--- Start RECORDS FOR PROCESSING ---

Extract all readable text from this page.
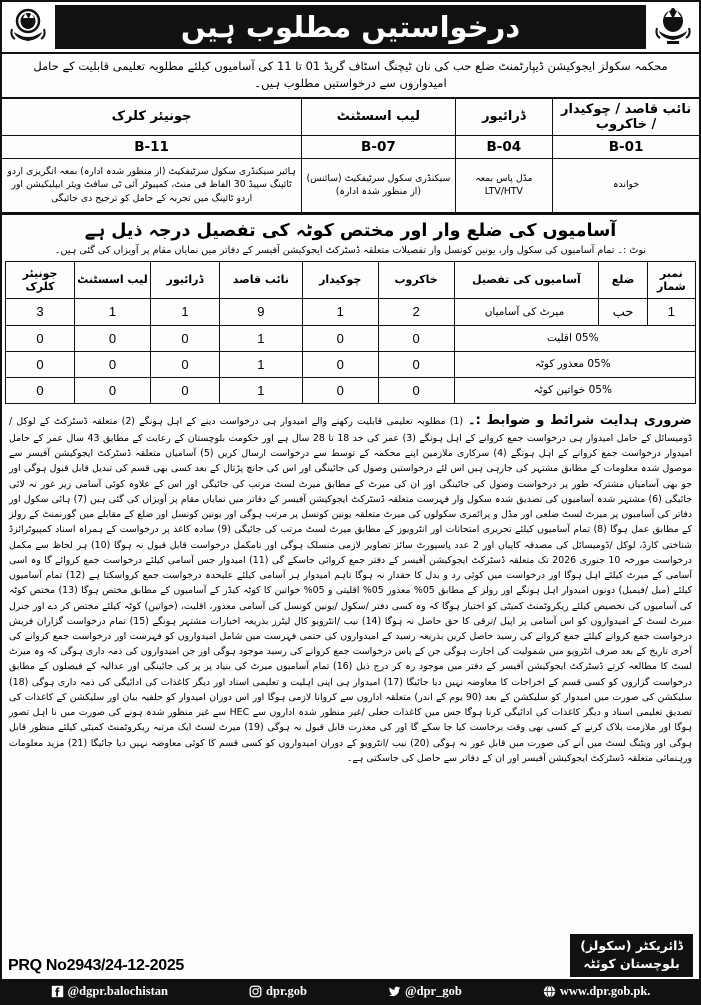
درخواستیں مطلوب ہیں
محکمہ سکولز ایجوکیشن ڈیپارٹمنٹ ضلع حب کی نان ٹیچنگ اسٹاف گریڈ 01 تا 11 کی آسامیوں کیلئے مطلوبہ تعلیمی قابلیت کے حامل امیدواروں سے درخواستیں مطلوب ہیں۔
نائب قاصد / چوکیدار / خاکروب	ڈرائیور	لیب اسسٹنٹ	جونیئر کلرک
B-01	B-04	B-07	B-11
خواندہ	مڈل پاس بمعہ LTV/HTV	سیکنڈری سکول سرٹیفکیٹ (سائنس) (از منظور شدہ ادارہ)	ہائیر سیکنڈری سکول سرٹیفکیٹ (از منظور شدہ ادارہ) بمعہ انگریزی اردو ٹائپنگ سپیڈ 30 الفاظ فی منٹ، کمپیوٹر آئی ٹی سافٹ ویئر ایپلیکیشن اور اردو ٹائپنگ میں تجربہ کے حامل کو ترجیح دی جائیگی
آسامیوں کی ضلع وار اور مختص کوٹہ کی تفصیل درجہ ذیل ہے
نوٹ :۔ تمام آسامیوں کی سکول وار، یونین کونسل وار تفصیلات متعلقہ ڈسٹرکٹ ایجوکیشن آفیسر کے دفاتر میں نمایاں مقام پر آویزاں کی گئی ہیں۔
نمبر شمار	ضلع	آسامیوں کی تفصیل	خاکروب	چوکیدار	نائب قاصد	ڈرائیور	لیب اسسٹنٹ	جونیئر کلرک
1	حب	میرٹ کی آسامیاں	2	1	9	1	1	3
05% اقلیت			0	0	1	0	0	0
05% معذور کوٹہ			0	0	1	0	0	0
05% خواتین کوٹہ			0	0	1	0	0	0
ضروری ہدایت شرائط و ضوابط :۔(1) مطلوبہ تعلیمی قابلیت رکھنے والے امیدوار ہی درخواست دینے کے اہل ہونگے (2) متعلقہ ڈسٹرکٹ کے لوکل /ڈومیسائل کے حامل امیدوار ہی درخواست جمع کروانے کے اہل ہونگے (3) عمر کی حد 18 تا 28 سال ہے اور حکومت بلوچستان کے رعایت کے مطابق 43 سال عمر کے حامل امیدوار درخواست جمع کروانے کے اہل ہونگے (4) سرکاری ملازمین اپنے محکمہ کے توسط سے درخواست ارسال کریں (5) آسامیاں متعلقہ ڈسٹرکٹ ایجوکیشن آفیسر سے موصول شدہ معلومات کے مطابق مشتہر کی جارہی ہیں اس لئے درخواستیں وصول کی جائینگی اور اس کی جانچ پڑتال کے بعد کسی بھی قسم کی تبدیل قابل قبول ہوگی اور جو بھی آسامیاں مشترکہ طور پر درخواست وصول کی جائینگی اور ان کی میرٹ کے مطابق میرٹ لسٹ مرتب کی جائیگی اور اس کے علاوہ کوئی آسامی زیر غور نہ لائی جائیگی (6) مشتہر شدہ آسامیوں کی تصدیق شدہ سکول وار فہرست متعلقہ ڈسٹرکٹ ایجوکیشن آفیسر کے دفاتر میں نمایاں مقام پر آویزاں کی گئی ہیں (7) ہائی سکول اور دفاتر کی آسامیوں پر میرٹ لسٹ ضلعی اور مڈل و پرائمری سکولوں کی میرٹ متعلقہ یونین کونسل پر مرتب ہوگی اور یونین کونسل اور ضلع کے مقابلے میں گورنمنٹ کے رولز کے مطابق عمل ہوگا (8) تمام آسامیوں کیلئے تحریری امتحانات اور انٹرویوز کے مطابق میرٹ لسٹ مرتب کی جائیگی (9) سادہ کاغذ پر درخواست کے ہمراہ اسناد کمپیوٹرائزڈ شناختی کارڈ، لوکل /ڈومیسائل کی مصدقہ کاپیاں اور 2 عدد پاسپورٹ سائز تصاویر لازمی منسلک ہوگی اور نامکمل درخواست قابل قبول نہ ہوگا (10) ہر لحاظ سے مکمل درخواست مورخہ 10 جنوری 2026 تک متعلقہ ڈسٹرکٹ ایجوکیشن آفیسر کے دفتر جمع کروائی جاسکے گی (11) امیدوار جس آسامی کیلئے درخواست جمع کروائے گا وہ اسی آسامی کے میرٹ کیلئے اہل ہوگا اور درخواست میں کوئی رد و بدل کا حقدار نہ ہوگا تاہم امیدوار ہر آسامی کیلئے علیحدہ درخواست جمع کرواسکتا ہے (12) تمام آسامیوں کیلئے (میل /فیمیل) دونوں امیدوار اہل ہونگے اور رولز کے مطابق 05% معذور 05% اقلیتی و 05% خواتین کا کوٹہ کیڈر کے آسامیوں کے مطابق مختص ہوگا (13) مختص کوٹہ کی آسامیوں کی تخصیص کیلئے ریکروٹمنٹ کمیٹی کو اختیار ہوگا کہ وہ کسی دفتر /سکول /یونین کونسل کی آسامی معذور، اقلیت، (خواتین) کوٹہ کیلئے مختص کر دے اور جنرل میرٹ لسٹ کے امیدواروں کو اس آسامی پر اپیل /ترقی کا حق حاصل نہ ہوگا (14) نیب /انٹرویو کال لیٹرز بذریعہ اخبارات مشتہر ہونگے (15) تمام درخواست گزاران فریش درخواست جمع کروانے کیلئے جمع کروانے کی رسید حاصل کریں بذریعہ رسید کے امیدواروں کی حتمی فہرست میں شامل امیدواروں کو فہرست اور درخواست جمع کروانے کی آخری تاریخ کے بعد صرف انٹرویو میں شمولیت کی اجازت ہوگی جن کے پاس درخواست جمع کروانے کی رسید موجود ہوگی اور جن امیدواروں کی ذمہ داری ہوگی کہ وہ میرٹ لسٹ کا مطالعہ کرتے ڈسٹرکٹ ایجوکیشن آفیسر کے دفتر میں موجود رہ کر درج ذیل (16) تمام آسامیوں میرٹ کی بنیاد پر پر کی جائینگی اور عدالیہ کے فیصلوں کے مطابق درخواست گزاروں کو کسی قسم کے اخراجات کا معاوضہ نہیں دیا جائیگا (17) امیدوار ہی اپنی اہلیت و تعلیمی اسناد اور دیگر کاغذات کی ادائیگی کی ذمہ داری ہوگی (18) سلیکشن کی صورت میں امیدوار کو سلیکشن کے بعد (90 یوم کے اندر) متعلقہ اداروں سے کروانا لازمی ہوگا اور اس دوران امیدوار کو حلفیہ بیان اور سلیکشن کے کاغذات کی تصدیق تعلیمی اسناد و دیگر کاغذات کی ادائیگی کرنا ہوگا جس میں کاغذات جعلی /غیر منظور شدہ اداروں سے HEC سے غیر منظور شدہ ہونے کی صورت میں نا اہل تصور ہوگا اور ملازمت بلاک کرنے کے کسی بھی وقت برخاست کیا جا سکے گا اور کی معذرت قابل قبول نہ ہوگی (19) میرٹ لسٹ ایک مرتبہ ریکروٹمنٹ کمیٹی کیلئے منظور قابل ہوگی اور ویٹنگ لسٹ میں آنے کی صورت میں قابل غور نہ ہوگی (20) نیب /انٹرویو کے دوران امیدواروں کو کسی قسم کا کوئی معاوضہ نہیں دیا جائیگا (21) مزید معلومات ورہنمائی متعلقہ ڈسٹرکٹ ایجوکیشن آفیسر اور ان کے دفاتر سے حاصل کی جاسکتی ہے۔
ڈائریکٹر (سکولز)
بلوچستان کوئٹہ
PRQ No2943/24-12-2025
www.dpr.gob.pk.
@dpr_gob
dpr.gob
@dgpr.balochistan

--- End RECORDS FOR PROCESSING ---

**REQUIRED WORK**: Copy all lines from the data that hold the word "اسسٹنٹ".

**OUTPUT OF THE TASK**:
نائب قاصد / چوکیدار / خاکروب	ڈرائیور	لیب اسسٹنٹ	جونیئر کلرک
نمبر شمار	ضلع	آسامیوں کی تفصیل	خاکروب	چوکیدار	نائب قاصد	ڈرائیور	لیب اسسٹنٹ	جونیئر کلرک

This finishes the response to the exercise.